• **EXERCISE INSTRUCTIONS**:
Print the entries in full, word for word, but not the pictures.

• **LISTING**:
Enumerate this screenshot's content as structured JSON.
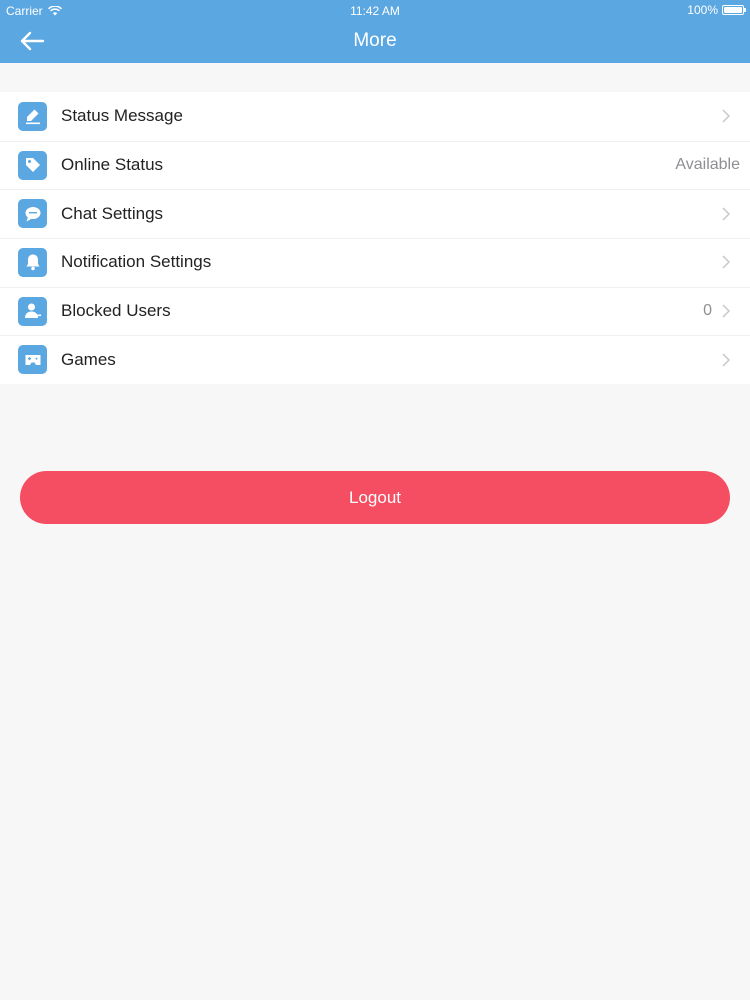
{
  "status_bar": {
    "carrier": "Carrier",
    "time": "11:42 AM",
    "battery": "100%"
  },
  "nav": {
    "title": "More",
    "back_icon": "arrow-left-icon"
  },
  "colors": {
    "header": "#5ba7e1",
    "icon_bg": "#5ba7e1",
    "logout": "#f54e62",
    "background": "#f7f7f7"
  },
  "menu": {
    "items": [
      {
        "label": "Status Message",
        "value": "",
        "icon": "pencil-icon"
      },
      {
        "label": "Online Status",
        "value": "Available",
        "icon": "tag-icon"
      },
      {
        "label": "Chat Settings",
        "value": "",
        "icon": "chat-bubble-icon"
      },
      {
        "label": "Notification Settings",
        "value": "",
        "icon": "bell-icon"
      },
      {
        "label": "Blocked Users",
        "value": "0",
        "icon": "user-blocked-icon"
      },
      {
        "label": "Games",
        "value": "",
        "icon": "gamepad-icon"
      }
    ]
  },
  "logout": {
    "label": "Logout"
  }
}
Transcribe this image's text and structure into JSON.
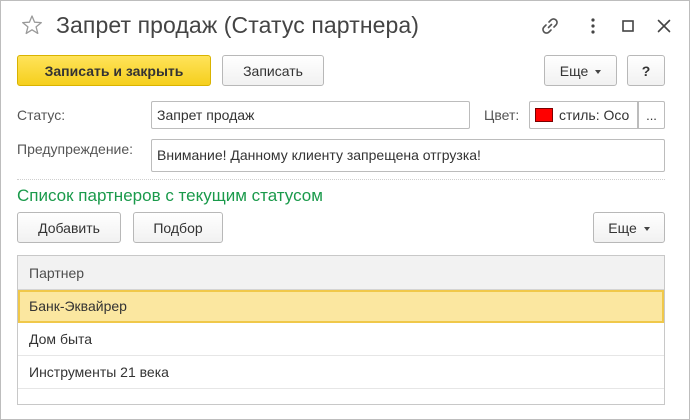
{
  "window": {
    "title": "Запрет продаж (Статус партнера)",
    "icons": [
      "star-icon",
      "link-icon",
      "more-vertical-icon",
      "maximize-icon",
      "close-icon"
    ]
  },
  "toolbar": {
    "save_close_label": "Записать и закрыть",
    "save_label": "Записать",
    "more_label": "Еще",
    "help_label": "?"
  },
  "form": {
    "status_label": "Статус:",
    "status_value": "Запрет продаж",
    "color_label": "Цвет:",
    "color_value": "стиль: Осо",
    "color_swatch": "#ff0000",
    "color_choose_label": "...",
    "warning_label": "Предупреждение:",
    "warning_value": "Внимание! Данному клиенту запрещена отгрузка!"
  },
  "partners": {
    "section_title": "Список партнеров с текущим статусом",
    "add_label": "Добавить",
    "select_label": "Подбор",
    "more_label": "Еще",
    "column_header": "Партнер",
    "rows": [
      {
        "name": "Банк-Эквайрер",
        "selected": true
      },
      {
        "name": "Дом быта",
        "selected": false
      },
      {
        "name": "Инструменты 21 века",
        "selected": false
      }
    ]
  },
  "colors": {
    "accent_green": "#1a9a4b",
    "primary_button": "#f5cf1d",
    "selection": "#fbe7a0"
  }
}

• **OUTPUT**:
Enumerate this screenshot's content as structured JSON.
{
  "status_bar": {
    "carrier": "Carrier",
    "time": "11:42 AM",
    "battery": "100%"
  },
  "nav": {
    "title": "More",
    "back_icon": "arrow-left-icon"
  },
  "colors": {
    "header": "#5ba7e1",
    "icon_bg": "#5ba7e1",
    "logout": "#f54e62",
    "background": "#f7f7f7"
  },
  "menu": {
    "items": [
      {
        "label": "Status Message",
        "value": "",
        "icon": "pencil-icon"
      },
      {
        "label": "Online Status",
        "value": "Available",
        "icon": "tag-icon"
      },
      {
        "label": "Chat Settings",
        "value": "",
        "icon": "chat-bubble-icon"
      },
      {
        "label": "Notification Settings",
        "value": "",
        "icon": "bell-icon"
      },
      {
        "label": "Blocked Users",
        "value": "0",
        "icon": "user-blocked-icon"
      },
      {
        "label": "Games",
        "value": "",
        "icon": "gamepad-icon"
      }
    ]
  },
  "logout": {
    "label": "Logout"
  }
}
Transcribe this image's text and structure into JSON.
{
  "window": {
    "title": "Запрет продаж (Статус партнера)",
    "icons": [
      "star-icon",
      "link-icon",
      "more-vertical-icon",
      "maximize-icon",
      "close-icon"
    ]
  },
  "toolbar": {
    "save_close_label": "Записать и закрыть",
    "save_label": "Записать",
    "more_label": "Еще",
    "help_label": "?"
  },
  "form": {
    "status_label": "Статус:",
    "status_value": "Запрет продаж",
    "color_label": "Цвет:",
    "color_value": "стиль: Осо",
    "color_swatch": "#ff0000",
    "color_choose_label": "...",
    "warning_label": "Предупреждение:",
    "warning_value": "Внимание! Данному клиенту запрещена отгрузка!"
  },
  "partners": {
    "section_title": "Список партнеров с текущим статусом",
    "add_label": "Добавить",
    "select_label": "Подбор",
    "more_label": "Еще",
    "column_header": "Партнер",
    "rows": [
      {
        "name": "Банк-Эквайрер",
        "selected": true
      },
      {
        "name": "Дом быта",
        "selected": false
      },
      {
        "name": "Инструменты 21 века",
        "selected": false
      }
    ]
  },
  "colors": {
    "accent_green": "#1a9a4b",
    "primary_button": "#f5cf1d",
    "selection": "#fbe7a0"
  }
}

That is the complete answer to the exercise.